What is required: Show every line containing "Thai" by copying it.

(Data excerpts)
'''

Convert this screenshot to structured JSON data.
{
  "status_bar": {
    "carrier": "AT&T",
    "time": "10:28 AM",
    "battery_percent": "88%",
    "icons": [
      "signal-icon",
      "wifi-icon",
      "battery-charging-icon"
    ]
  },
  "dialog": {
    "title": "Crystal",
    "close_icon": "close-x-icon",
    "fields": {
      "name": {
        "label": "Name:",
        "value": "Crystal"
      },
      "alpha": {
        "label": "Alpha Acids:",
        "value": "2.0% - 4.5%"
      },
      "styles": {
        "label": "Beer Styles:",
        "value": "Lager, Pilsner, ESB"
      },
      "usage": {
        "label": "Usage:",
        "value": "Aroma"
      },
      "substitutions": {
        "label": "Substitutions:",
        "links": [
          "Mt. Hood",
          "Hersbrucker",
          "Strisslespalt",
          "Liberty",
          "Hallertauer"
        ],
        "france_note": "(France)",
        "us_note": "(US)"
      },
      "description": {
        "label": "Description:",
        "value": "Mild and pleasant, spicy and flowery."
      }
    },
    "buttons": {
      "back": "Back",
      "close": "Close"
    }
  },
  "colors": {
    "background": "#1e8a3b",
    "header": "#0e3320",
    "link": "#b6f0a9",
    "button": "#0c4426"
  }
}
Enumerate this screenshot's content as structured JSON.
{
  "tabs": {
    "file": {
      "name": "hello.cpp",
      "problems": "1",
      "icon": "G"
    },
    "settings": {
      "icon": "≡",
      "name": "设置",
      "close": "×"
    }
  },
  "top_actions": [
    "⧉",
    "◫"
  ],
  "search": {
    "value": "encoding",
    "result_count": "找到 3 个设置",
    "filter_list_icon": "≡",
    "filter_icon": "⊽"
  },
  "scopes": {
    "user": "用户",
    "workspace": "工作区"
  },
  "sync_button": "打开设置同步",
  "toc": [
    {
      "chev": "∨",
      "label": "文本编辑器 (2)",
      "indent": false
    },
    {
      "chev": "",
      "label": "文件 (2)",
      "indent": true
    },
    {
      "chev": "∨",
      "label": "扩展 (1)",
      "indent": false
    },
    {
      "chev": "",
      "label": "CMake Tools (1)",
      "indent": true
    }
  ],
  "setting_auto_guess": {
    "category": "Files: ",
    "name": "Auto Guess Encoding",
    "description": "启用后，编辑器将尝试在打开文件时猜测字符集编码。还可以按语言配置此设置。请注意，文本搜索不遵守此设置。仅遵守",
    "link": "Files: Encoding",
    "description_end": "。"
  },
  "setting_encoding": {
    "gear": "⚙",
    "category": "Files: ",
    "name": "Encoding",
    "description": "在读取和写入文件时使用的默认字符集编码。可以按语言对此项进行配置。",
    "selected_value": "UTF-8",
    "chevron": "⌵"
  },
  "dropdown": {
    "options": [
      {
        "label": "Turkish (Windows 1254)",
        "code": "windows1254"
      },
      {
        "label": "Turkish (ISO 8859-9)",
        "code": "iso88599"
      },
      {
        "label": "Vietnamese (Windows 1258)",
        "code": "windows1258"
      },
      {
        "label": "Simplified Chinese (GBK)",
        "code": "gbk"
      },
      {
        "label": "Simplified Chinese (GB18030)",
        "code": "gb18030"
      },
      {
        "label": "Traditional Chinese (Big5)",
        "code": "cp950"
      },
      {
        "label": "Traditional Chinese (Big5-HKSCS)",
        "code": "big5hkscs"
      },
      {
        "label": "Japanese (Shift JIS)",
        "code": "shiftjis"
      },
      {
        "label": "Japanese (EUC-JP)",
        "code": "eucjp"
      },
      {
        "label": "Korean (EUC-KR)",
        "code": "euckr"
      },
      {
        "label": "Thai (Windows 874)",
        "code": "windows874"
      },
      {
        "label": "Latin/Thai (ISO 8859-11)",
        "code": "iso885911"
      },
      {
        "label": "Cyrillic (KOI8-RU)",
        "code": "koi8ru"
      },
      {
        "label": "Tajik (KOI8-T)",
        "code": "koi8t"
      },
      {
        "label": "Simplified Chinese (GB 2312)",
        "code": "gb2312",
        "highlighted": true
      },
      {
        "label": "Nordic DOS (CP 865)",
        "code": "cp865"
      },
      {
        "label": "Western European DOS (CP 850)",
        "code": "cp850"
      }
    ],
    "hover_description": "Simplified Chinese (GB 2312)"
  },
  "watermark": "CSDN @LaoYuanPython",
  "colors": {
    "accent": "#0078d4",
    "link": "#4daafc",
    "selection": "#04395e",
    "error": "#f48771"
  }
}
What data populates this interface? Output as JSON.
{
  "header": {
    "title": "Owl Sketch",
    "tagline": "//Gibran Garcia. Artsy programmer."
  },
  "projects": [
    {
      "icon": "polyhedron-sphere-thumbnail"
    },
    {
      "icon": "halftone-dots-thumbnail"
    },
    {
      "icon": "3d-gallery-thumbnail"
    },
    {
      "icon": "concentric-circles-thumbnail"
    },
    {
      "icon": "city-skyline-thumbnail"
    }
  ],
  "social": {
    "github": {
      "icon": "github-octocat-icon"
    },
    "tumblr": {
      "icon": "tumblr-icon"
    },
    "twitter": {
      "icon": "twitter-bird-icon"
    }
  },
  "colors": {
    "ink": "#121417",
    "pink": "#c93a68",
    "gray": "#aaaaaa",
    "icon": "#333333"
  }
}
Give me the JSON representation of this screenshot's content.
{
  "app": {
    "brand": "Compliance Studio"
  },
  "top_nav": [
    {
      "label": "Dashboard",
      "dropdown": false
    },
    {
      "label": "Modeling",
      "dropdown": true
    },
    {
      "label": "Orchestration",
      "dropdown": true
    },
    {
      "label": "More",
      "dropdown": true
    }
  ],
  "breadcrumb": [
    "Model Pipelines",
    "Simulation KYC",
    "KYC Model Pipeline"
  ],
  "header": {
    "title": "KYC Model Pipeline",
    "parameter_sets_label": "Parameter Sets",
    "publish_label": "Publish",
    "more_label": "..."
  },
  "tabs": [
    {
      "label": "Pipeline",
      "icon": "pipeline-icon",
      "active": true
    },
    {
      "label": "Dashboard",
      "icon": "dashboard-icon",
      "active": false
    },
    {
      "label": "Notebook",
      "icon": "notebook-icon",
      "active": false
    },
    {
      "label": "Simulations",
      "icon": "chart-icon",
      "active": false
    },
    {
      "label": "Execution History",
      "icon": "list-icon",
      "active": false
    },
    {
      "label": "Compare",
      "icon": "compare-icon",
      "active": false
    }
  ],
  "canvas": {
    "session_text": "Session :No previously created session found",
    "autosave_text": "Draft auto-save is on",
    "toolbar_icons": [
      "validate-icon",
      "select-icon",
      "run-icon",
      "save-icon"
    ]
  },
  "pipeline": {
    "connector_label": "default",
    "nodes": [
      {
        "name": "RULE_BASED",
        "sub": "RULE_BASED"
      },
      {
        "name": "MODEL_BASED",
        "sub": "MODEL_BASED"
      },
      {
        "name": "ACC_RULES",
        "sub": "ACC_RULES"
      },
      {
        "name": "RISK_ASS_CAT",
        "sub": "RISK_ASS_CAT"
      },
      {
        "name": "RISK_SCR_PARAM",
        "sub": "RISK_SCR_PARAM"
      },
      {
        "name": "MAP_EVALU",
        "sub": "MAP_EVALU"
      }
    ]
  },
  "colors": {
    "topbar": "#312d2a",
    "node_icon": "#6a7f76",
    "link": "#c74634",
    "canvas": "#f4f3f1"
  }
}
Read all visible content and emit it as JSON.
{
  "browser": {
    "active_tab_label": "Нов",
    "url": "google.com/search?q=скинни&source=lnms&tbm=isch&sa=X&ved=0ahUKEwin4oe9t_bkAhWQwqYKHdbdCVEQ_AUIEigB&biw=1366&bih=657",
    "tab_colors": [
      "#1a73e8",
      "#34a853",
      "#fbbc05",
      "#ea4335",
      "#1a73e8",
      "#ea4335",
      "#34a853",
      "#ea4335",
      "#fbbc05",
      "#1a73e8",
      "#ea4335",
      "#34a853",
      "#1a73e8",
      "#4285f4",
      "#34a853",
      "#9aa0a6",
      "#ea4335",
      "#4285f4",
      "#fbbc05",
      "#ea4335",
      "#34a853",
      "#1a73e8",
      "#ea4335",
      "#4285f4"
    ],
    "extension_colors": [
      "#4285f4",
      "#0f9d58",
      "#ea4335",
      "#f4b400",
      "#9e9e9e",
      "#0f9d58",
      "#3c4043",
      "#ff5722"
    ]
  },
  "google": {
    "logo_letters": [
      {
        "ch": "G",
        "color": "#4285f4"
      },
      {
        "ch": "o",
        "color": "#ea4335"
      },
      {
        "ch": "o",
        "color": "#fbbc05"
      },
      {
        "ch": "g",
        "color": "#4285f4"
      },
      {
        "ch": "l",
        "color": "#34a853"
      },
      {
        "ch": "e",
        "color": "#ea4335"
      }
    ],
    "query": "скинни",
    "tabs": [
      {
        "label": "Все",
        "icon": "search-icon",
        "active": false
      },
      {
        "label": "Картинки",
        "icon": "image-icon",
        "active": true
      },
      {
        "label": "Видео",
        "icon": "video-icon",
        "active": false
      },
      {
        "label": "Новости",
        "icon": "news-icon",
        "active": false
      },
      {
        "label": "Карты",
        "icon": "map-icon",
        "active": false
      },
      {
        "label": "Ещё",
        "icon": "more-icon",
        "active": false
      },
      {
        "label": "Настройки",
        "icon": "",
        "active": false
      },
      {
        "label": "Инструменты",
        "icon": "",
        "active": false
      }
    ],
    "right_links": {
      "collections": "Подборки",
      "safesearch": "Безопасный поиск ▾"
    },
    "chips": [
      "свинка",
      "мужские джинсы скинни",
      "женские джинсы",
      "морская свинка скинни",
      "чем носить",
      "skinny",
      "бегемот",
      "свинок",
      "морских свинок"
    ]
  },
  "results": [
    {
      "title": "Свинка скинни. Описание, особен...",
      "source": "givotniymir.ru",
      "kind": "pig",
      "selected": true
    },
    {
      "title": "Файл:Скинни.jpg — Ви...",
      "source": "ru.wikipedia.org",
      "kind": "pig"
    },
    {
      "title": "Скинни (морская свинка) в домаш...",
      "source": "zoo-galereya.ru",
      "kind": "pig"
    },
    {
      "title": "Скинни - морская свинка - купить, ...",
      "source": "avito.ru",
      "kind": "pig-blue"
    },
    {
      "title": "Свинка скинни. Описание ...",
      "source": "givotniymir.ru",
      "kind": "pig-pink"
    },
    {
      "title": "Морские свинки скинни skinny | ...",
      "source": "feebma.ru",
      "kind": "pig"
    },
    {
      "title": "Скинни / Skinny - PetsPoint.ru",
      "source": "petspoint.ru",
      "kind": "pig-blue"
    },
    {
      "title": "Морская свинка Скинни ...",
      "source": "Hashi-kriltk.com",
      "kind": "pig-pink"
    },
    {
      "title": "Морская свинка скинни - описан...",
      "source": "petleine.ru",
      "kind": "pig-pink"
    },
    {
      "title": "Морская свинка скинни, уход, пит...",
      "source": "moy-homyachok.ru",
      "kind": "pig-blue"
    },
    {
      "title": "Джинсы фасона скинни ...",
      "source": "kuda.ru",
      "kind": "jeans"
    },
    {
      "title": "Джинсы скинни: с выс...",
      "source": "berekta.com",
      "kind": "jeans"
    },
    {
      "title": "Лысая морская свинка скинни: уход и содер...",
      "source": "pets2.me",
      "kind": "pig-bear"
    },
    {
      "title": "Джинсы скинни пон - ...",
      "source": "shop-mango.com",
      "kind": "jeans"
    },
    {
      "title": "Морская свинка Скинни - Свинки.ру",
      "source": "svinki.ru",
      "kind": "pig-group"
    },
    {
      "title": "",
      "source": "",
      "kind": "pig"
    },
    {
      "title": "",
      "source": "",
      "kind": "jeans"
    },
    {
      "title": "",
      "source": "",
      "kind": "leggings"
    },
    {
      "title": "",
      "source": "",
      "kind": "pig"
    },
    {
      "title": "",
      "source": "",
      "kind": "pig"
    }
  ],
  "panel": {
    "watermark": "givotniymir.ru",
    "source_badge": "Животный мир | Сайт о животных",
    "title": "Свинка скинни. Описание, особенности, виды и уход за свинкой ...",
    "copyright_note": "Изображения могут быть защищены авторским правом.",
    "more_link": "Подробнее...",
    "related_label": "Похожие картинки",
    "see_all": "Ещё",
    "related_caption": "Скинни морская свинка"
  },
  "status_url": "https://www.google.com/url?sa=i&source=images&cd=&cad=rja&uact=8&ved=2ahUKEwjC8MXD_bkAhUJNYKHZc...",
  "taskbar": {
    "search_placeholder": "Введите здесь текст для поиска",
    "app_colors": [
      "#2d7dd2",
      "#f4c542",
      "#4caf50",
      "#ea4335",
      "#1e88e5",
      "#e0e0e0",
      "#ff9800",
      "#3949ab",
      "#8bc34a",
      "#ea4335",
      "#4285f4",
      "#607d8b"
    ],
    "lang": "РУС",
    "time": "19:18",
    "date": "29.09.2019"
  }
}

'''

Solution to this task:
        "label": "Thai (Windows 874)",
        "label": "Latin/Thai (ISO 8859-11)",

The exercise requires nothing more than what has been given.